## WHAT THE EXERCISE ASKS
Your task is to transcribe, word for word, the line containing "Decode this chart: output" and all lines that follow it to the end of the entries. Leave out the pictures.

_____

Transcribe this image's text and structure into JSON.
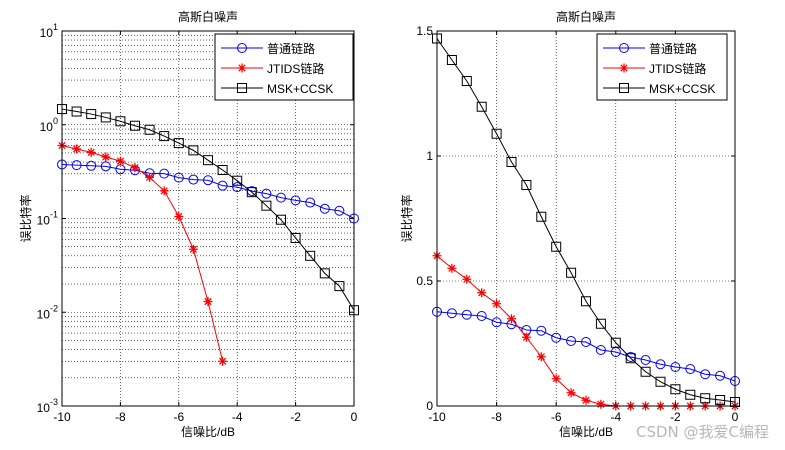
{
  "watermark": "CSDN @我爱C编程",
  "chart_data": [
    {
      "type": "line",
      "title": "高斯白噪声",
      "xlabel": "信噪比/dB",
      "ylabel": "误比特率",
      "yscale": "log",
      "xlim": [
        -10,
        0
      ],
      "ylim": [
        0.001,
        10
      ],
      "xticks": [
        -10,
        -8,
        -6,
        -4,
        -2,
        0
      ],
      "xtick_labels": [
        "-10",
        "-8",
        "-6",
        "-4",
        "-2",
        "0"
      ],
      "yticks": [
        0.001,
        0.01,
        0.1,
        1,
        10
      ],
      "ytick_labels": [
        [
          "10",
          "-3"
        ],
        [
          "10",
          "-2"
        ],
        [
          "10",
          "-1"
        ],
        [
          "10",
          "0"
        ],
        [
          "10",
          "1"
        ]
      ],
      "grid": true,
      "legend": "top-right",
      "x": [
        -10,
        -9.5,
        -9,
        -8.5,
        -8,
        -7.5,
        -7,
        -6.5,
        -6,
        -5.5,
        -5,
        -4.5,
        -4,
        -3.5,
        -3,
        -2.5,
        -2,
        -1.5,
        -1,
        -0.5,
        0
      ],
      "series": [
        {
          "name": "普通链路",
          "color": "#0000ff",
          "marker": "circle",
          "values": [
            0.377,
            0.371,
            0.365,
            0.36,
            0.335,
            0.327,
            0.304,
            0.301,
            0.273,
            0.26,
            0.256,
            0.224,
            0.216,
            0.196,
            0.184,
            0.167,
            0.156,
            0.148,
            0.127,
            0.121,
            0.1
          ]
        },
        {
          "name": "JTIDS链路",
          "color": "#ff0000",
          "marker": "star",
          "values": [
            0.601,
            0.551,
            0.507,
            0.453,
            0.409,
            0.349,
            0.275,
            0.197,
            0.105,
            0.047,
            0.013,
            0.003,
            null,
            null,
            null,
            null,
            null,
            null,
            null,
            null,
            null
          ]
        },
        {
          "name": "MSK+CCSK",
          "color": "#000000",
          "marker": "square",
          "values": [
            1.47,
            1.384,
            1.3,
            1.197,
            1.089,
            0.976,
            0.884,
            0.757,
            0.637,
            0.533,
            0.419,
            0.329,
            0.253,
            0.191,
            0.137,
            0.097,
            0.062,
            0.04,
            0.026,
            0.019,
            0.0105
          ]
        }
      ]
    },
    {
      "type": "line",
      "title": "高斯白噪声",
      "xlabel": "信噪比/dB",
      "ylabel": "误比特率",
      "yscale": "linear",
      "xlim": [
        -10,
        0
      ],
      "ylim": [
        0,
        1.5
      ],
      "xticks": [
        -10,
        -8,
        -6,
        -4,
        -2,
        0
      ],
      "xtick_labels": [
        "-10",
        "-8",
        "-6",
        "-4",
        "-2",
        "0"
      ],
      "yticks": [
        0,
        0.5,
        1,
        1.5
      ],
      "ytick_labels": [
        "0",
        "0.5",
        "1",
        "1.5"
      ],
      "grid": true,
      "legend": "top-right",
      "x": [
        -10,
        -9.5,
        -9,
        -8.5,
        -8,
        -7.5,
        -7,
        -6.5,
        -6,
        -5.5,
        -5,
        -4.5,
        -4,
        -3.5,
        -3,
        -2.5,
        -2,
        -1.5,
        -1,
        -0.5,
        0
      ],
      "series": [
        {
          "name": "普通链路",
          "color": "#0000ff",
          "marker": "circle",
          "values": [
            0.377,
            0.371,
            0.365,
            0.36,
            0.335,
            0.327,
            0.304,
            0.301,
            0.273,
            0.26,
            0.256,
            0.224,
            0.216,
            0.196,
            0.184,
            0.167,
            0.156,
            0.148,
            0.127,
            0.121,
            0.1
          ]
        },
        {
          "name": "JTIDS链路",
          "color": "#ff0000",
          "marker": "star",
          "values": [
            0.601,
            0.551,
            0.507,
            0.453,
            0.409,
            0.349,
            0.275,
            0.197,
            0.109,
            0.053,
            0.023,
            0.007,
            0,
            0,
            0,
            0,
            0,
            0,
            0,
            0,
            0
          ]
        },
        {
          "name": "MSK+CCSK",
          "color": "#000000",
          "marker": "square",
          "values": [
            1.47,
            1.384,
            1.3,
            1.197,
            1.089,
            0.976,
            0.884,
            0.757,
            0.637,
            0.533,
            0.419,
            0.329,
            0.253,
            0.191,
            0.137,
            0.097,
            0.067,
            0.045,
            0.031,
            0.024,
            0.016
          ]
        }
      ]
    }
  ]
}
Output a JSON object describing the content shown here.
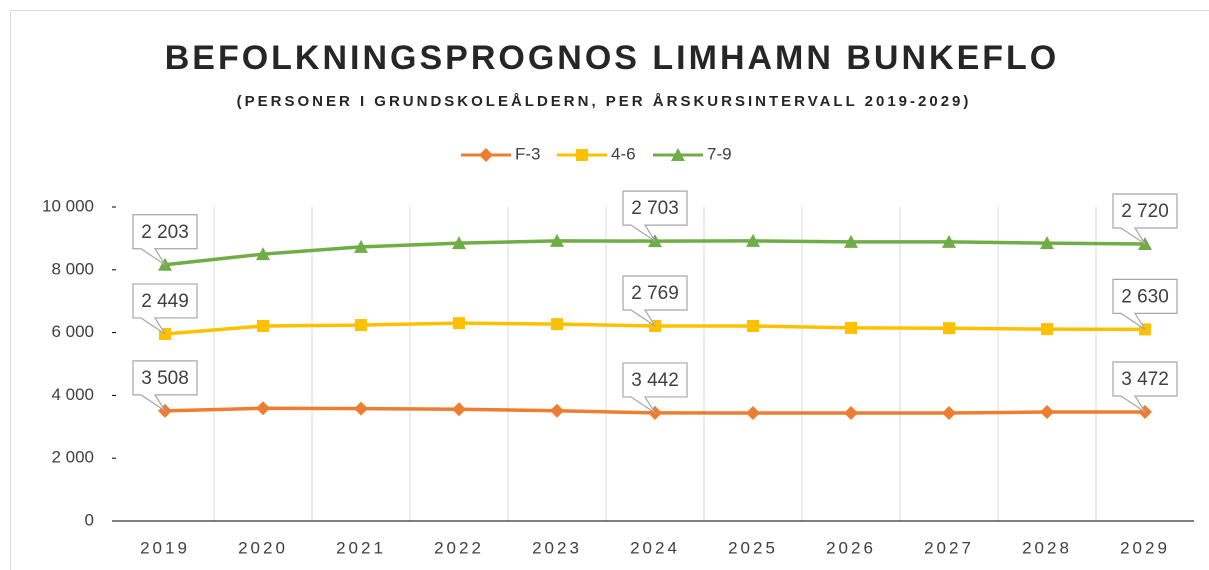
{
  "chart_data": {
    "type": "line",
    "stacked": true,
    "title": "BEFOLKNINGSPROGNOS LIMHAMN BUNKEFLO",
    "subtitle": "(PERSONER I GRUNDSKOLEÅLDERN, PER ÅRSKURSINTERVALL 2019-2029)",
    "categories": [
      "2019",
      "2020",
      "2021",
      "2022",
      "2023",
      "2024",
      "2025",
      "2026",
      "2027",
      "2028",
      "2029"
    ],
    "series": [
      {
        "name": "F-3",
        "color": "#ED7D31",
        "marker": "diamond",
        "values": [
          3508,
          3590,
          3580,
          3560,
          3510,
          3442,
          3440,
          3440,
          3440,
          3470,
          3472
        ],
        "value_labels": [
          "3 508",
          null,
          null,
          null,
          null,
          "3 442",
          null,
          null,
          null,
          null,
          "3 472"
        ]
      },
      {
        "name": "4-6",
        "color": "#FFC000",
        "marker": "square",
        "values": [
          2449,
          2620,
          2660,
          2740,
          2760,
          2769,
          2770,
          2710,
          2700,
          2640,
          2630
        ],
        "value_labels": [
          "2 449",
          null,
          null,
          null,
          null,
          "2 769",
          null,
          null,
          null,
          null,
          "2 630"
        ]
      },
      {
        "name": "7-9",
        "color": "#70AD47",
        "marker": "triangle",
        "values": [
          2203,
          2290,
          2490,
          2550,
          2650,
          2703,
          2710,
          2740,
          2750,
          2740,
          2720
        ],
        "value_labels": [
          "2 203",
          null,
          null,
          null,
          null,
          "2 703",
          null,
          null,
          null,
          null,
          "2 720"
        ]
      }
    ],
    "ylim": [
      0,
      10000
    ],
    "yticks": [
      0,
      {
        "value": 2000,
        "label": "2 000"
      },
      {
        "value": 4000,
        "label": "4 000"
      },
      {
        "value": 6000,
        "label": "6 000"
      },
      {
        "value": 8000,
        "label": "8 000"
      },
      {
        "value": 10000,
        "label": "10 000"
      }
    ],
    "vertical_grid": true,
    "legend": "top"
  }
}
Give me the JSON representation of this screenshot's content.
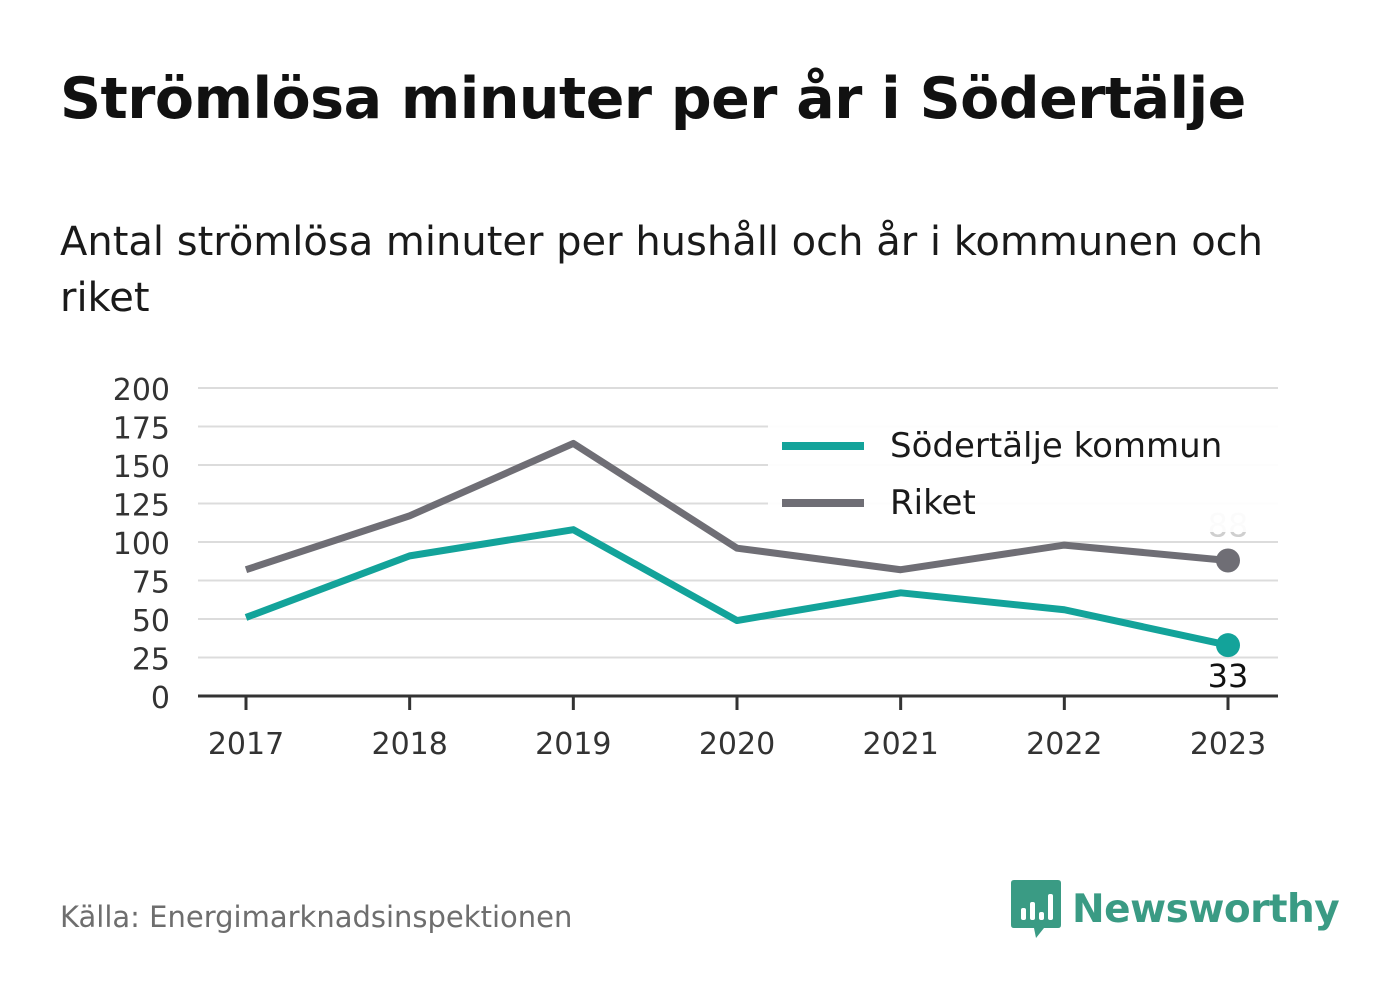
{
  "title": "Strömlösa minuter per år i Södertälje",
  "subtitle": "Antal strömlösa minuter per hushåll och år i kommunen och riket",
  "source": "Källa: Energimarknadsinspektionen",
  "brand": {
    "name": "Newsworthy",
    "icon": "newsworthy-logo-icon",
    "color": "#3a9b84"
  },
  "chart_data": {
    "type": "line",
    "x": [
      "2017",
      "2018",
      "2019",
      "2020",
      "2021",
      "2022",
      "2023"
    ],
    "ylim": [
      0,
      200
    ],
    "yticks": [
      0,
      25,
      50,
      75,
      100,
      125,
      150,
      175,
      200
    ],
    "grid": true,
    "legend_position": "top-right",
    "series": [
      {
        "name": "Södertälje kommun",
        "color": "#13a39a",
        "values": [
          51,
          91,
          108,
          49,
          67,
          56,
          33
        ],
        "end_label": "33"
      },
      {
        "name": "Riket",
        "color": "#6f6e75",
        "values": [
          82,
          117,
          164,
          96,
          82,
          98,
          88
        ],
        "end_label": "88"
      }
    ]
  }
}
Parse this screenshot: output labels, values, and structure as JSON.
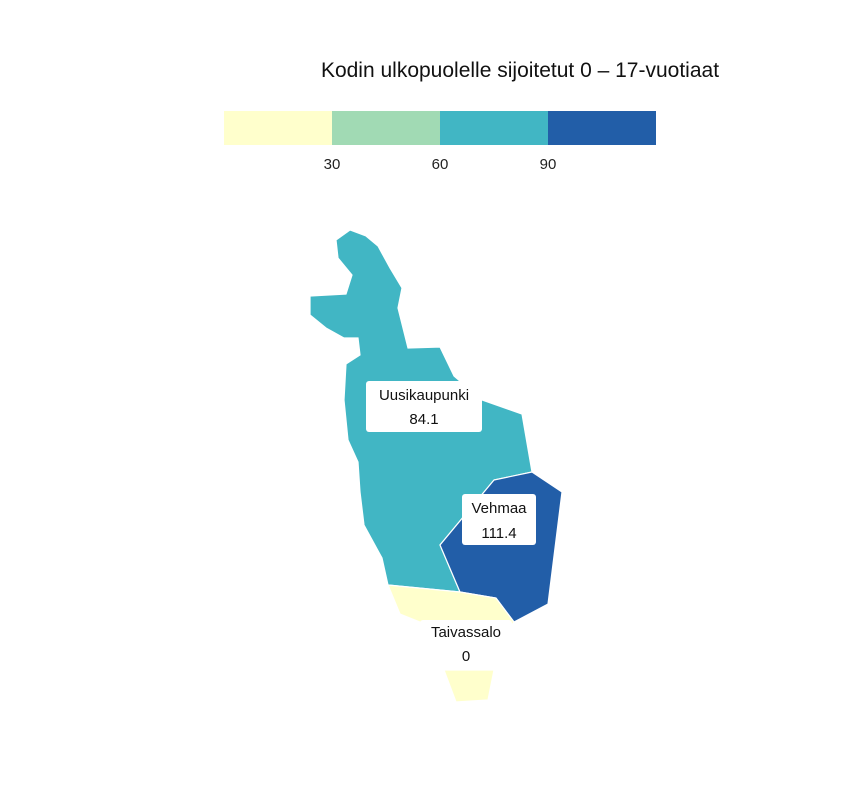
{
  "title": "Kodin ulkopuolelle sijoitetut 0 – 17-vuotiaat",
  "legend": {
    "colors": [
      "#ffffcc",
      "#a1dab4",
      "#41b6c4",
      "#225ea8"
    ],
    "ticks": [
      "30",
      "60",
      "90"
    ]
  },
  "regions": [
    {
      "name": "Uusikaupunki",
      "value": "84.1",
      "color": "#41b6c4"
    },
    {
      "name": "Vehmaa",
      "value": "111.4",
      "color": "#225ea8"
    },
    {
      "name": "Taivassalo",
      "value": "0",
      "color": "#ffffcc"
    }
  ]
}
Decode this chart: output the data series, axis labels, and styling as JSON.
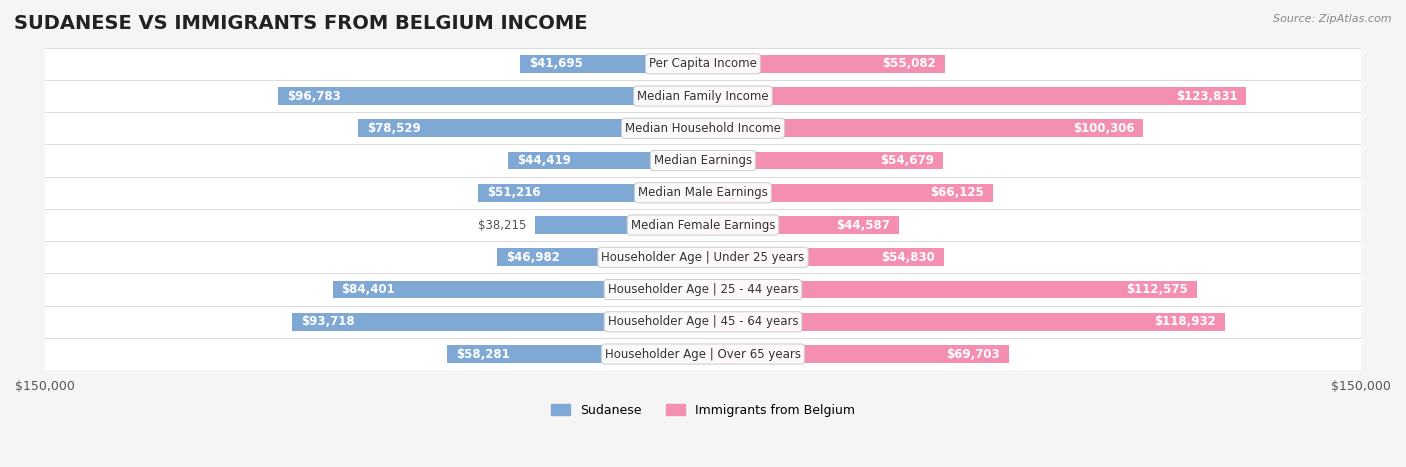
{
  "title": "SUDANESE VS IMMIGRANTS FROM BELGIUM INCOME",
  "source": "Source: ZipAtlas.com",
  "categories": [
    "Per Capita Income",
    "Median Family Income",
    "Median Household Income",
    "Median Earnings",
    "Median Male Earnings",
    "Median Female Earnings",
    "Householder Age | Under 25 years",
    "Householder Age | 25 - 44 years",
    "Householder Age | 45 - 64 years",
    "Householder Age | Over 65 years"
  ],
  "sudanese_values": [
    41695,
    96783,
    78529,
    44419,
    51216,
    38215,
    46982,
    84401,
    93718,
    58281
  ],
  "belgium_values": [
    55082,
    123831,
    100306,
    54679,
    66125,
    44587,
    54830,
    112575,
    118932,
    69703
  ],
  "sudanese_labels": [
    "$41,695",
    "$96,783",
    "$78,529",
    "$44,419",
    "$51,216",
    "$38,215",
    "$46,982",
    "$84,401",
    "$93,718",
    "$58,281"
  ],
  "belgium_labels": [
    "$55,082",
    "$123,831",
    "$100,306",
    "$54,679",
    "$66,125",
    "$44,587",
    "$54,830",
    "$112,575",
    "$118,932",
    "$69,703"
  ],
  "max_value": 150000,
  "sudanese_color": "#7fa8d4",
  "belgium_color": "#f48fb1",
  "sudanese_label_color_inside": "#5a7fa8",
  "bar_height": 0.55,
  "bg_color": "#f5f5f5",
  "row_bg_color": "#ffffff",
  "row_alt_color": "#f0f0f0",
  "legend_sudanese": "Sudanese",
  "legend_belgium": "Immigrants from Belgium",
  "title_fontsize": 14,
  "label_fontsize": 8.5,
  "category_fontsize": 8.5,
  "axis_label_fontsize": 9
}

_____

## EXERCISE OUTPUT
Decode this chart: output the data series, axis labels, and styling as JSON.
{
  "title": "SUDANESE VS IMMIGRANTS FROM BELGIUM INCOME",
  "source": "Source: ZipAtlas.com",
  "categories": [
    "Per Capita Income",
    "Median Family Income",
    "Median Household Income",
    "Median Earnings",
    "Median Male Earnings",
    "Median Female Earnings",
    "Householder Age | Under 25 years",
    "Householder Age | 25 - 44 years",
    "Householder Age | 45 - 64 years",
    "Householder Age | Over 65 years"
  ],
  "sudanese_values": [
    41695,
    96783,
    78529,
    44419,
    51216,
    38215,
    46982,
    84401,
    93718,
    58281
  ],
  "belgium_values": [
    55082,
    123831,
    100306,
    54679,
    66125,
    44587,
    54830,
    112575,
    118932,
    69703
  ],
  "sudanese_labels": [
    "$41,695",
    "$96,783",
    "$78,529",
    "$44,419",
    "$51,216",
    "$38,215",
    "$46,982",
    "$84,401",
    "$93,718",
    "$58,281"
  ],
  "belgium_labels": [
    "$55,082",
    "$123,831",
    "$100,306",
    "$54,679",
    "$66,125",
    "$44,587",
    "$54,830",
    "$112,575",
    "$118,932",
    "$69,703"
  ],
  "max_value": 150000,
  "sudanese_color": "#7fa8d4",
  "belgium_color": "#f48fb1",
  "sudanese_label_color_inside": "#5a7fa8",
  "bar_height": 0.55,
  "bg_color": "#f5f5f5",
  "row_bg_color": "#ffffff",
  "row_alt_color": "#f0f0f0",
  "legend_sudanese": "Sudanese",
  "legend_belgium": "Immigrants from Belgium",
  "title_fontsize": 14,
  "label_fontsize": 8.5,
  "category_fontsize": 8.5,
  "axis_label_fontsize": 9
}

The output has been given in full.